**Aim:** Count how many lines hold the string "Imam". Answer with that number and nothing more.

**Task input:**

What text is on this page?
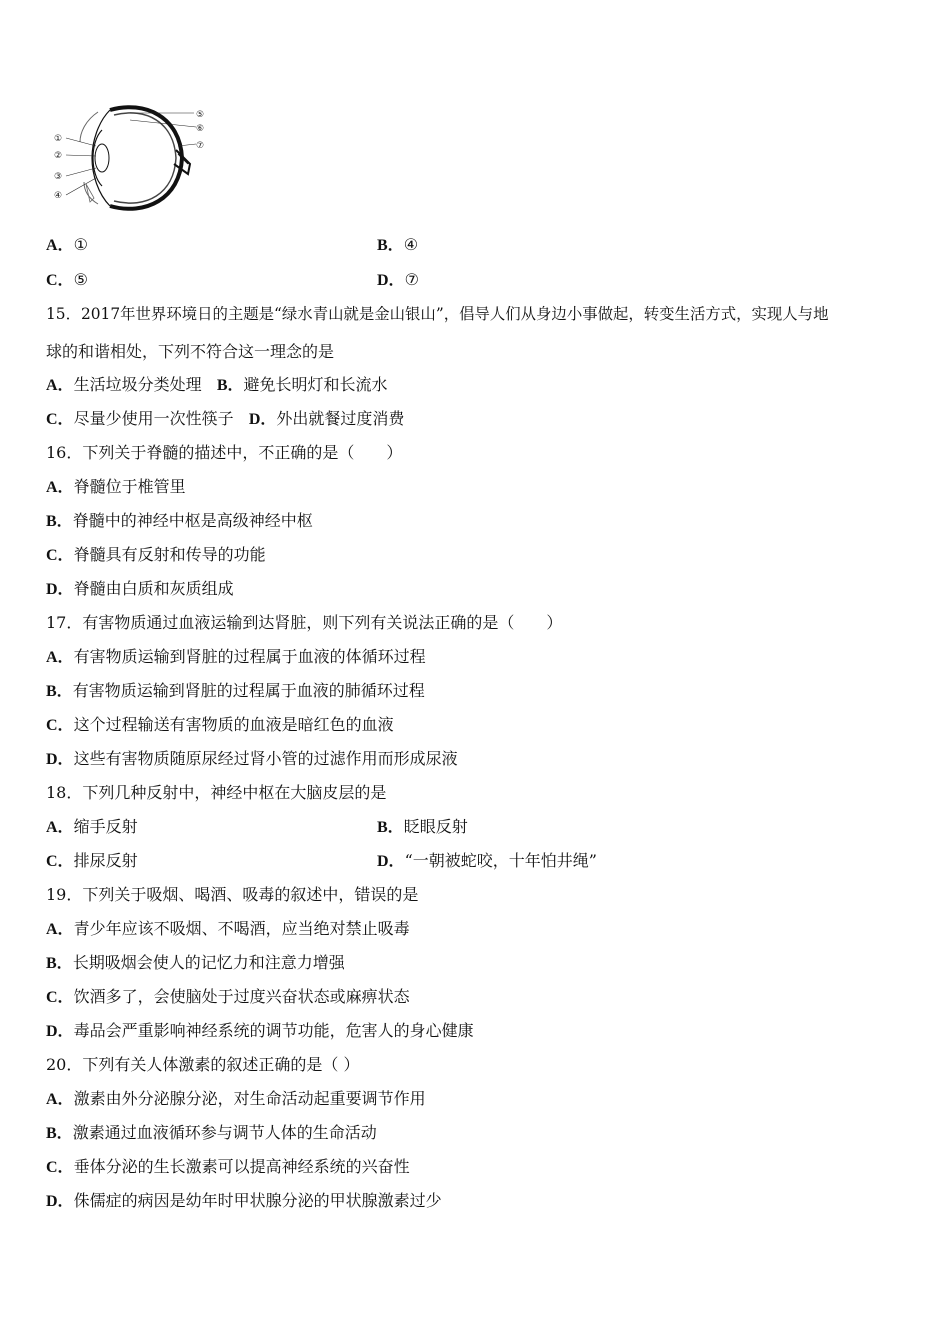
①
②
③
④
⑤
⑥
⑦
A．①	B．④
C．⑤	D．⑦
15．2017年世界环境日的主题是“绿水青山就是金山银山”，倡导人们从身边小事做起，转变生活方式，实现人与地
球的和谐相处，下列不符合这一理念的是
A．生活垃圾分类处理 B．避免长明灯和长流水
C．尽量少使用一次性筷子 D．外出就餐过度消费
16．下列关于脊髓的描述中，不正确的是（　　）
A．脊髓位于椎管里
B．脊髓中的神经中枢是高级神经中枢
C．脊髓具有反射和传导的功能
D．脊髓由白质和灰质组成
17．有害物质通过血液运输到达肾脏，则下列有关说法正确的是（　　）
A．有害物质运输到肾脏的过程属于血液的体循环过程
B．有害物质运输到肾脏的过程属于血液的肺循环过程
C．这个过程输送有害物质的血液是暗红色的血液
D．这些有害物质随原尿经过肾小管的过滤作用而形成尿液
18．下列几种反射中，神经中枢在大脑皮层的是
A．缩手反射	B．眨眼反射
C．排尿反射	D．“一朝被蛇咬，十年怕井绳”
19．下列关于吸烟、喝酒、吸毒的叙述中，错误的是
A．青少年应该不吸烟、不喝酒，应当绝对禁止吸毒
B．长期吸烟会使人的记忆力和注意力增强
C．饮酒多了，会使脑处于过度兴奋状态或麻痹状态
D．毒品会严重影响神经系统的调节功能，危害人的身心健康
20．下列有关人体激素的叙述正确的是（ ）
A．激素由外分泌腺分泌，对生命活动起重要调节作用
B．激素通过血液循环参与调节人体的生命活动
C．垂体分泌的生长激素可以提高神经系统的兴奋性
D．侏儒症的病因是幼年时甲状腺分泌的甲状腺激素过少
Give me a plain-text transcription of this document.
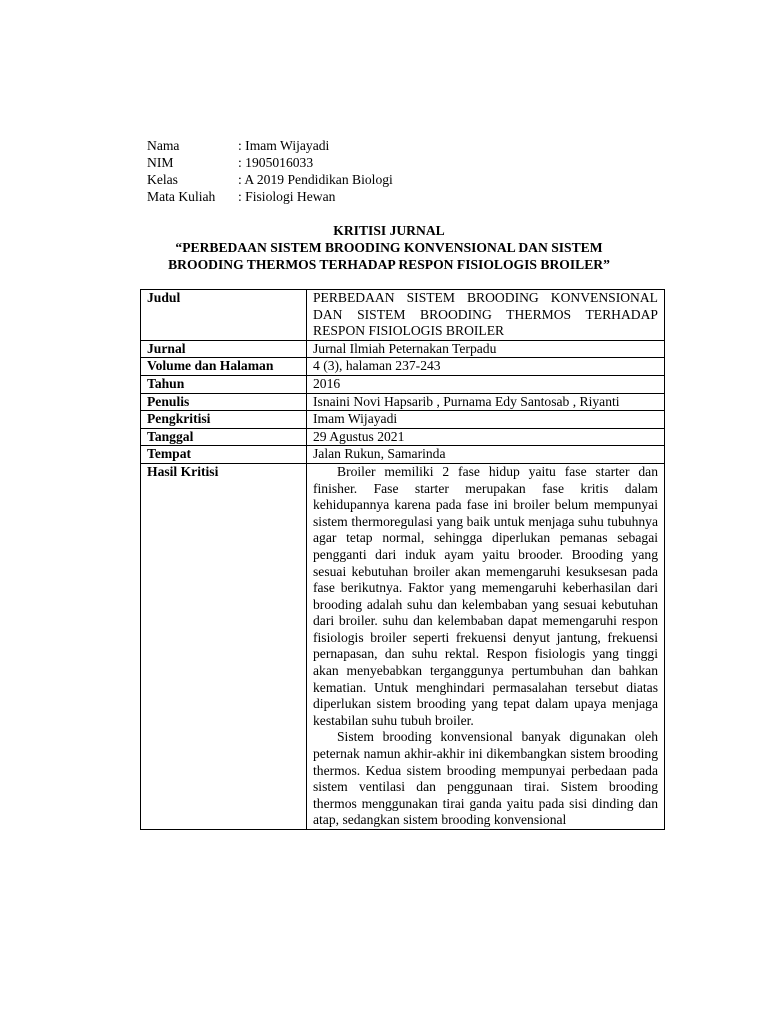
Nama	: Imam Wijayadi
NIM	: 1905016033
Kelas	: A 2019 Pendidikan Biologi
Mata Kuliah	: Fisiologi Hewan
KRITISI JURNAL
“PERBEDAAN SISTEM BROODING KONVENSIONAL DAN SISTEM
BROODING THERMOS TERHADAP RESPON FISIOLOGIS BROILER”
Judul	PERBEDAAN SISTEM BROODING KONVENSIONAL DAN SISTEM BROODING THERMOS TERHADAP RESPON FISIOLOGIS BROILER
Jurnal	Jurnal Ilmiah Peternakan Terpadu
Volume dan Halaman	4 (3), halaman 237-243
Tahun	2016
Penulis	Isnaini Novi Hapsarib , Purnama Edy Santosab , Riyanti
Pengkritisi	Imam Wijayadi
Tanggal	29 Agustus 2021
Tempat	Jalan Rukun, Samarinda
Hasil Kritisi	Broiler memiliki 2 fase hidup yaitu fase starter dan finisher. Fase starter merupakan fase kritis dalam kehidupannya karena pada fase ini broiler belum mempunyai sistem thermoregulasi yang baik untuk menjaga suhu tubuhnya agar tetap normal, sehingga diperlukan pemanas sebagai pengganti dari induk ayam yaitu brooder. Brooding yang sesuai kebutuhan broiler akan memengaruhi kesuksesan pada fase berikutnya. Faktor yang memengaruhi keberhasilan dari brooding adalah suhu dan kelembaban yang sesuai kebutuhan dari broiler. suhu dan kelembaban dapat memengaruhi respon fisiologis broiler seperti frekuensi denyut jantung, frekuensi pernapasan, dan suhu rektal. Respon fisiologis yang tinggi akan menyebabkan terganggunya pertumbuhan dan bahkan kematian. Untuk menghindari permasalahan tersebut diatas diperlukan sistem brooding yang tepat dalam upaya menjaga kestabilan suhu tubuh broiler.
Sistem brooding konvensional banyak digunakan oleh peternak namun akhir-akhir ini dikembangkan sistem brooding thermos. Kedua sistem brooding mempunyai perbedaan pada sistem ventilasi dan penggunaan tirai. Sistem brooding thermos menggunakan tirai ganda yaitu pada sisi dinding dan atap, sedangkan sistem brooding konvensional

**Solution to this problem:** 2